=== Data shown ===
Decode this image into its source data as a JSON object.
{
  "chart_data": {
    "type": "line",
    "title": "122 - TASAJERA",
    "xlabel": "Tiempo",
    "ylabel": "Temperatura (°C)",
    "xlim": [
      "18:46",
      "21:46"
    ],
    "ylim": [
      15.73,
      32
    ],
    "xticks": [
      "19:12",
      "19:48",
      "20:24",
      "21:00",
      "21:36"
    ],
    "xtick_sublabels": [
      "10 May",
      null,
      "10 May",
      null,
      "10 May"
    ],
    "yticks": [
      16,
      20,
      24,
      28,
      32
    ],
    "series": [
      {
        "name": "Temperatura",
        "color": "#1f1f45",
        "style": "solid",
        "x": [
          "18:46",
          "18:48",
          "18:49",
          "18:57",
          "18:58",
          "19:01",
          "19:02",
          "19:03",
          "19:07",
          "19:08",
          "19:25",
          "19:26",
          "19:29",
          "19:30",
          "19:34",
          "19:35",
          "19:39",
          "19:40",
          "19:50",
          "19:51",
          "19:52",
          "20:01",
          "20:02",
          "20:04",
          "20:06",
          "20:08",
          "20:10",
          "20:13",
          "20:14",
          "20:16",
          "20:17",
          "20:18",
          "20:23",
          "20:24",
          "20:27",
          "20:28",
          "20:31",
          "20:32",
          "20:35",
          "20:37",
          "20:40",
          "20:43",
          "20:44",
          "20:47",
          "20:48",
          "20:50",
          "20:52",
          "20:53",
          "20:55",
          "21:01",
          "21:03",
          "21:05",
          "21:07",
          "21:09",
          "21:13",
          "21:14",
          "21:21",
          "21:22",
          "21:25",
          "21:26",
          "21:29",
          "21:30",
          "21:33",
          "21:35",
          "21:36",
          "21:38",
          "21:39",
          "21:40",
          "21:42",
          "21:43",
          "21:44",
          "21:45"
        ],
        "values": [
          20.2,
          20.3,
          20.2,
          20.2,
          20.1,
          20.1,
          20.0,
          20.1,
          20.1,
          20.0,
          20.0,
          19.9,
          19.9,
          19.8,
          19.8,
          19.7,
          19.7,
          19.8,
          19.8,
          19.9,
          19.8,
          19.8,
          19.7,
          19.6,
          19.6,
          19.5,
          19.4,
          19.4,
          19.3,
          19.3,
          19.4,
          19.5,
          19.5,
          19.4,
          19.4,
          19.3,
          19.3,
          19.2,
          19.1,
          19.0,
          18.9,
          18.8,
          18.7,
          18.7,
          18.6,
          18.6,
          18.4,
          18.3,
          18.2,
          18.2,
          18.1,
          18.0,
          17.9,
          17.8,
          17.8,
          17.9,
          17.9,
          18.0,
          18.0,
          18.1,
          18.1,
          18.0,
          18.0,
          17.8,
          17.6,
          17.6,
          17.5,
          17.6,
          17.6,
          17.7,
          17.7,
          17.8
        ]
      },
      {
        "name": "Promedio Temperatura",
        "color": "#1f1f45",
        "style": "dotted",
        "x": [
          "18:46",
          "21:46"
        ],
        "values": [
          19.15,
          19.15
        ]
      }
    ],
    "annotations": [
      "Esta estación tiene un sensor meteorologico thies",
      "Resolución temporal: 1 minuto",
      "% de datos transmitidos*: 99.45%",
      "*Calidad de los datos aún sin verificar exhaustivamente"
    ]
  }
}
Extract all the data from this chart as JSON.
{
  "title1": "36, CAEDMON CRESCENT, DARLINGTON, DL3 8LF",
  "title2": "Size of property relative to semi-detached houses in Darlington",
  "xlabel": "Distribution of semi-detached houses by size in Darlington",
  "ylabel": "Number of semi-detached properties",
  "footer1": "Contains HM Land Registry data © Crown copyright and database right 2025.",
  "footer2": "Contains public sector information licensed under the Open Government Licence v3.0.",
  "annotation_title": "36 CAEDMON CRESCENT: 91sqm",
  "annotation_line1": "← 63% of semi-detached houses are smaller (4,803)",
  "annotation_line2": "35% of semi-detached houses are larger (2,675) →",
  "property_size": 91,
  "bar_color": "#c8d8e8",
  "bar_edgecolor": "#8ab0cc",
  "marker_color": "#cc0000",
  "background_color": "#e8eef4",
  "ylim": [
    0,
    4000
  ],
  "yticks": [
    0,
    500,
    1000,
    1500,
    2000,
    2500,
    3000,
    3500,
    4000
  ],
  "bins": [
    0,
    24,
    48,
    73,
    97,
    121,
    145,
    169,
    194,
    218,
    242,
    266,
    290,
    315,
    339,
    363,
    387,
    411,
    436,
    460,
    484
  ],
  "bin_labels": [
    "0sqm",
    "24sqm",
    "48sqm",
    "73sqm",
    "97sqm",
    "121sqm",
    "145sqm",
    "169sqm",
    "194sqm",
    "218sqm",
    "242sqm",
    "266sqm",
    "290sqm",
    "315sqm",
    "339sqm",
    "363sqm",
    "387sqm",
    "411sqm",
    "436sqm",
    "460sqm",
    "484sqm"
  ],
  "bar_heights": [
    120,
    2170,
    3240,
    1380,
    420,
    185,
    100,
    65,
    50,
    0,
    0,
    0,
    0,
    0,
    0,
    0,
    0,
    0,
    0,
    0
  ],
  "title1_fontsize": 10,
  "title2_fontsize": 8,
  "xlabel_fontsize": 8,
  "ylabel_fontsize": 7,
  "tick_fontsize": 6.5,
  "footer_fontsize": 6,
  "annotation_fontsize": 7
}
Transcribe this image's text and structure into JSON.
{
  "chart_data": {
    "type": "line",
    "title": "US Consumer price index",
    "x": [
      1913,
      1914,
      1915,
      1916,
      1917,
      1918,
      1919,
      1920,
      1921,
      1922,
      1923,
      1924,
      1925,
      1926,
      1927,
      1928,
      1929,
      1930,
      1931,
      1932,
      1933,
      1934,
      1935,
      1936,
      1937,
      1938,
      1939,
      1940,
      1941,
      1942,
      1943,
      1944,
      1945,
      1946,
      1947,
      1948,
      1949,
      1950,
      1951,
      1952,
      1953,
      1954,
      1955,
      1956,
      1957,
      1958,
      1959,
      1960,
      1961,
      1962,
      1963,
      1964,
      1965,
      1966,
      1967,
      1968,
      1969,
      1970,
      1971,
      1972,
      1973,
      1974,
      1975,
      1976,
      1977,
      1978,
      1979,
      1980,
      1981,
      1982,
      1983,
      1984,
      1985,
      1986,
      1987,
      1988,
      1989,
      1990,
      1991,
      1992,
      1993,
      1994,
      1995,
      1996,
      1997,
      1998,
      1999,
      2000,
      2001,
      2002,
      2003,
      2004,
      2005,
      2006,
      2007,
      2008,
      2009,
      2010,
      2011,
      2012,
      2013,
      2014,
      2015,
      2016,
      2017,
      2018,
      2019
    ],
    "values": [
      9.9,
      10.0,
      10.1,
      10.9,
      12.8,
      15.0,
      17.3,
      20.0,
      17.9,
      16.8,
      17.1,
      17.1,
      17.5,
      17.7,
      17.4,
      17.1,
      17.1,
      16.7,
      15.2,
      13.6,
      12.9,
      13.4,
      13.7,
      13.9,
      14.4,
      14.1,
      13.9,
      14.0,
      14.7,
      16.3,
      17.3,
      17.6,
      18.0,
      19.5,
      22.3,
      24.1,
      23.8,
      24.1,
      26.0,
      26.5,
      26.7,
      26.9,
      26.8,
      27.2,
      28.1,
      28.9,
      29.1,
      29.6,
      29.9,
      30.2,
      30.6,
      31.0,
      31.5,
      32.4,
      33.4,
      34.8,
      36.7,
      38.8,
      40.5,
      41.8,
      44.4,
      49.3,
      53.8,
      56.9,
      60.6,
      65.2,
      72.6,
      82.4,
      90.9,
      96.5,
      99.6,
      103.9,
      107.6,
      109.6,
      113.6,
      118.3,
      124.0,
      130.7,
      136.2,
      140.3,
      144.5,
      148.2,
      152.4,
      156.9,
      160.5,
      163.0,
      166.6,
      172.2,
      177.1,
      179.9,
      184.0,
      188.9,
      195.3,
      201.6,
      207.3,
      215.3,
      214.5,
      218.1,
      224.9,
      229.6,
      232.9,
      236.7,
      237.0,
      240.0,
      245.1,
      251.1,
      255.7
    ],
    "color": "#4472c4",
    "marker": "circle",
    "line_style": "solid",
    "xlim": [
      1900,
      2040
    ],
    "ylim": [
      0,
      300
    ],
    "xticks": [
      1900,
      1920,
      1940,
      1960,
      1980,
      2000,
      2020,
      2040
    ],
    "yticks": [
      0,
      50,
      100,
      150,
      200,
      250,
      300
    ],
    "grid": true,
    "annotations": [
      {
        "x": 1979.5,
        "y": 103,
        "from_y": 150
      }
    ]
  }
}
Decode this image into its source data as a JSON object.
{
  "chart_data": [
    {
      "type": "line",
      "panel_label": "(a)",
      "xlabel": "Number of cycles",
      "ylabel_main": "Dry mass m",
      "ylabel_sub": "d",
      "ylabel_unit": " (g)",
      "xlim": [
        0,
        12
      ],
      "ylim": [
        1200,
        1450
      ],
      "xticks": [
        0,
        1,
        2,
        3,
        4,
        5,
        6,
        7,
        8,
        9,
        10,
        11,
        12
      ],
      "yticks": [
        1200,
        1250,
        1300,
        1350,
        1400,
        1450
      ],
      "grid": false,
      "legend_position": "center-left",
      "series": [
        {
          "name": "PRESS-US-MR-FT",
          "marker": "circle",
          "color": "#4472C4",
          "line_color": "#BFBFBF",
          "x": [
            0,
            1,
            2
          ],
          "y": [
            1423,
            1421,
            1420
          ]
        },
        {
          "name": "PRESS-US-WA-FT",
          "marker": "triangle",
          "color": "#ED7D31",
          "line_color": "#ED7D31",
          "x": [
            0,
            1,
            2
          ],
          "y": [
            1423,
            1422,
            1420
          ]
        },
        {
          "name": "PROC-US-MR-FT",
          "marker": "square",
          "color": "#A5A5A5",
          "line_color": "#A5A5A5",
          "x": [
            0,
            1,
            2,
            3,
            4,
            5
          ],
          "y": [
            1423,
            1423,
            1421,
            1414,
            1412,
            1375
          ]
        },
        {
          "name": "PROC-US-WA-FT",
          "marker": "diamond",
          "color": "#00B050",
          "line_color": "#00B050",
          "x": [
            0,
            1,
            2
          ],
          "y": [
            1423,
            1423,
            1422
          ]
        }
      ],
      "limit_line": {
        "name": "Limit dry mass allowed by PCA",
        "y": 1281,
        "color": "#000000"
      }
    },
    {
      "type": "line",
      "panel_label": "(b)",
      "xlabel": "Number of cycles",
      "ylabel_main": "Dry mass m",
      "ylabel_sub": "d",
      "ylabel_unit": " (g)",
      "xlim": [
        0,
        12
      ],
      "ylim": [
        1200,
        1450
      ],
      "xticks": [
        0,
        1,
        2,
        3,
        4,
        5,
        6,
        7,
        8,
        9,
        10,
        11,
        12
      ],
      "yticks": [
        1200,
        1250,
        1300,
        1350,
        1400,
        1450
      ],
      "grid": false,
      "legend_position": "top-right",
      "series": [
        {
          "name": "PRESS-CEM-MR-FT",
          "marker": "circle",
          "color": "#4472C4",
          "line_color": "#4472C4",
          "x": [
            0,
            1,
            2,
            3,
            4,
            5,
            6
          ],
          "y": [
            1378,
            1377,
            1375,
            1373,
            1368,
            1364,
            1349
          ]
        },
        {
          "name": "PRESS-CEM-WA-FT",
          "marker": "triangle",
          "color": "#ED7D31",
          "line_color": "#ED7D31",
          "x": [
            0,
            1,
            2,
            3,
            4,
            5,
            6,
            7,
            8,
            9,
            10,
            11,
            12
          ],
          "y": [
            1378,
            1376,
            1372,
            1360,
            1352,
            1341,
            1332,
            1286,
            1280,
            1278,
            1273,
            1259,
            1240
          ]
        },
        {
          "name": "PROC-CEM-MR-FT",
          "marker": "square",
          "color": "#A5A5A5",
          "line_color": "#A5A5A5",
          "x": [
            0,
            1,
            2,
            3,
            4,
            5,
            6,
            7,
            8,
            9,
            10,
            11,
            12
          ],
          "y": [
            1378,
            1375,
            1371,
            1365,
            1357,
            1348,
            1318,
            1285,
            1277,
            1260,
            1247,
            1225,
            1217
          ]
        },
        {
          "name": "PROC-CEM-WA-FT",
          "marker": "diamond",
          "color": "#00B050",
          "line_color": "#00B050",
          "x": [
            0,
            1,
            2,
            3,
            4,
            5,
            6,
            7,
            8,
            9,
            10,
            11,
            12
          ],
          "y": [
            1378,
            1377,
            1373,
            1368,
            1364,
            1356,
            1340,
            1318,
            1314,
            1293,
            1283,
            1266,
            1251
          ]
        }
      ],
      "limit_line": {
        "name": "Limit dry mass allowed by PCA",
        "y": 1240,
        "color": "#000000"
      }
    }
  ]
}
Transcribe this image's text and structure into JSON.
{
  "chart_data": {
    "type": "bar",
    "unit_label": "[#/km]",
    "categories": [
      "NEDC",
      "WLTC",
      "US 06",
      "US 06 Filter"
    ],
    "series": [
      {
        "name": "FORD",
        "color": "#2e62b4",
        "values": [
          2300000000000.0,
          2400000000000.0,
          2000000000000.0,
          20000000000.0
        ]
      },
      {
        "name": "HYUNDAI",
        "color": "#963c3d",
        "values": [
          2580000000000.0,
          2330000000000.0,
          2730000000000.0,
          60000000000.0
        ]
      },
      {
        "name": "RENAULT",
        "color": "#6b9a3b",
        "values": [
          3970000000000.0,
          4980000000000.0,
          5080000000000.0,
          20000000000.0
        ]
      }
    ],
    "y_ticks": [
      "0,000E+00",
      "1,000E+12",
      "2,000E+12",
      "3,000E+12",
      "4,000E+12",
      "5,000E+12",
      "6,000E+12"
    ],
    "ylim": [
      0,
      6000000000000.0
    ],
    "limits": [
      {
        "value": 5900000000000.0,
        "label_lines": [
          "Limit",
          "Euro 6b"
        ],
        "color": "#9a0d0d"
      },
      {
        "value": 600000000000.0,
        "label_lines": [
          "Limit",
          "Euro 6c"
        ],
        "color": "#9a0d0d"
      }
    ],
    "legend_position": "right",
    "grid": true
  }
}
===
Extract every line of the records above that contains the word "right".

  "footer1": "Contains HM Land Registry data © Crown copyright and database right 2025.",
      "legend_position": "top-right",
    "legend_position": "right",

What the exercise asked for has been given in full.